# Stored records:
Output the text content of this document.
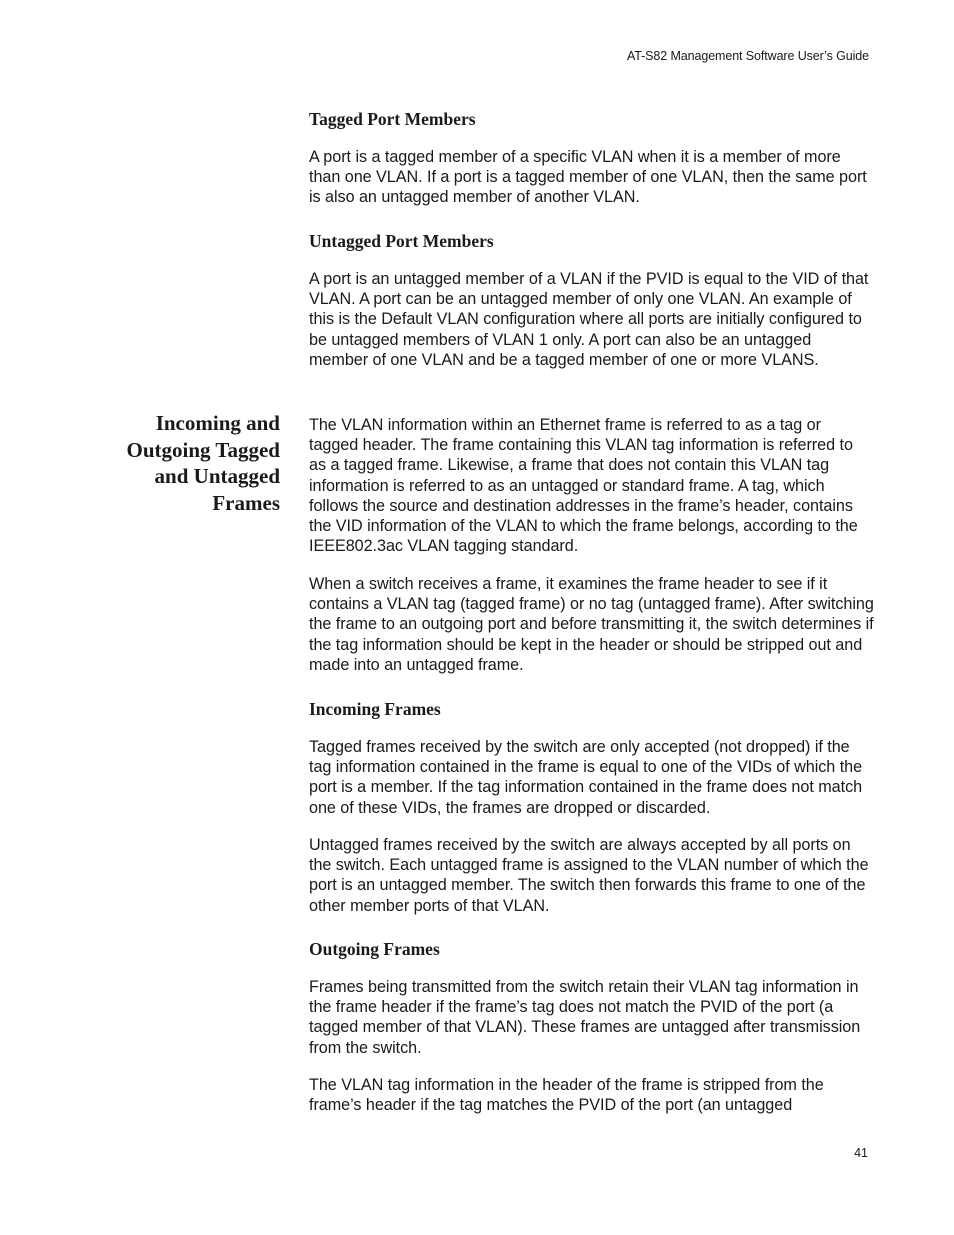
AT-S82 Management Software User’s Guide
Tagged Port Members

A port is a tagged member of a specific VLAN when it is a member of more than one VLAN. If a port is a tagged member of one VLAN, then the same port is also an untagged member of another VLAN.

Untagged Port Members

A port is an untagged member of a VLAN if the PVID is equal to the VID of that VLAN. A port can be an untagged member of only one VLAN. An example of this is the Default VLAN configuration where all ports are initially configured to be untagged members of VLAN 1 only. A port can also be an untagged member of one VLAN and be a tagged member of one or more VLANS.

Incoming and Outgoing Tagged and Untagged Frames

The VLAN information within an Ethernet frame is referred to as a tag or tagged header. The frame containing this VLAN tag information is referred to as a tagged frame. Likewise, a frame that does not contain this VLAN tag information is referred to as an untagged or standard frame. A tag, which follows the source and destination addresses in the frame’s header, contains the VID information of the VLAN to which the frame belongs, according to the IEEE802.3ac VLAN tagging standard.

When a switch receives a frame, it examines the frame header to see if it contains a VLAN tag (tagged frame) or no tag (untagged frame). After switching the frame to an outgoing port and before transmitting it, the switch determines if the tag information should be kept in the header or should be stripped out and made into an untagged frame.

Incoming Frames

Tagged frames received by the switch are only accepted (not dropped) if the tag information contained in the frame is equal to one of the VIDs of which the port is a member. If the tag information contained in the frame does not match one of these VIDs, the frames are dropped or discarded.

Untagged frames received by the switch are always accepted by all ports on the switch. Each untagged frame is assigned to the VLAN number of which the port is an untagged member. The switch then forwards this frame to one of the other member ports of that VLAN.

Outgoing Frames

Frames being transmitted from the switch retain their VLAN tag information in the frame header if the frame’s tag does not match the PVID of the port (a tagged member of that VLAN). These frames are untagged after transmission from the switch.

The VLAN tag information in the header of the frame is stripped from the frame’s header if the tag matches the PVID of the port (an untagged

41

# What is being asked:
Every record above must be given again exactly; drop the pictures.

# Answer below:
Output the text content of this document.
AT-S82 Management Software User’s Guide
Tagged Port Members

A port is a tagged member of a specific VLAN when it is a member of more than one VLAN. If a port is a tagged member of one VLAN, then the same port is also an untagged member of another VLAN.

Untagged Port Members

A port is an untagged member of a VLAN if the PVID is equal to the VID of that VLAN. A port can be an untagged member of only one VLAN. An example of this is the Default VLAN configuration where all ports are initially configured to be untagged members of VLAN 1 only. A port can also be an untagged member of one VLAN and be a tagged member of one or more VLANS.

Incoming and Outgoing Tagged and Untagged Frames

The VLAN information within an Ethernet frame is referred to as a tag or tagged header. The frame containing this VLAN tag information is referred to as a tagged frame. Likewise, a frame that does not contain this VLAN tag information is referred to as an untagged or standard frame. A tag, which follows the source and destination addresses in the frame’s header, contains the VID information of the VLAN to which the frame belongs, according to the IEEE802.3ac VLAN tagging standard.

When a switch receives a frame, it examines the frame header to see if it contains a VLAN tag (tagged frame) or no tag (untagged frame). After switching the frame to an outgoing port and before transmitting it, the switch determines if the tag information should be kept in the header or should be stripped out and made into an untagged frame.

Incoming Frames

Tagged frames received by the switch are only accepted (not dropped) if the tag information contained in the frame is equal to one of the VIDs of which the port is a member. If the tag information contained in the frame does not match one of these VIDs, the frames are dropped or discarded.

Untagged frames received by the switch are always accepted by all ports on the switch. Each untagged frame is assigned to the VLAN number of which the port is an untagged member. The switch then forwards this frame to one of the other member ports of that VLAN.

Outgoing Frames

Frames being transmitted from the switch retain their VLAN tag information in the frame header if the frame’s tag does not match the PVID of the port (a tagged member of that VLAN). These frames are untagged after transmission from the switch.

The VLAN tag information in the header of the frame is stripped from the frame’s header if the tag matches the PVID of the port (an untagged

41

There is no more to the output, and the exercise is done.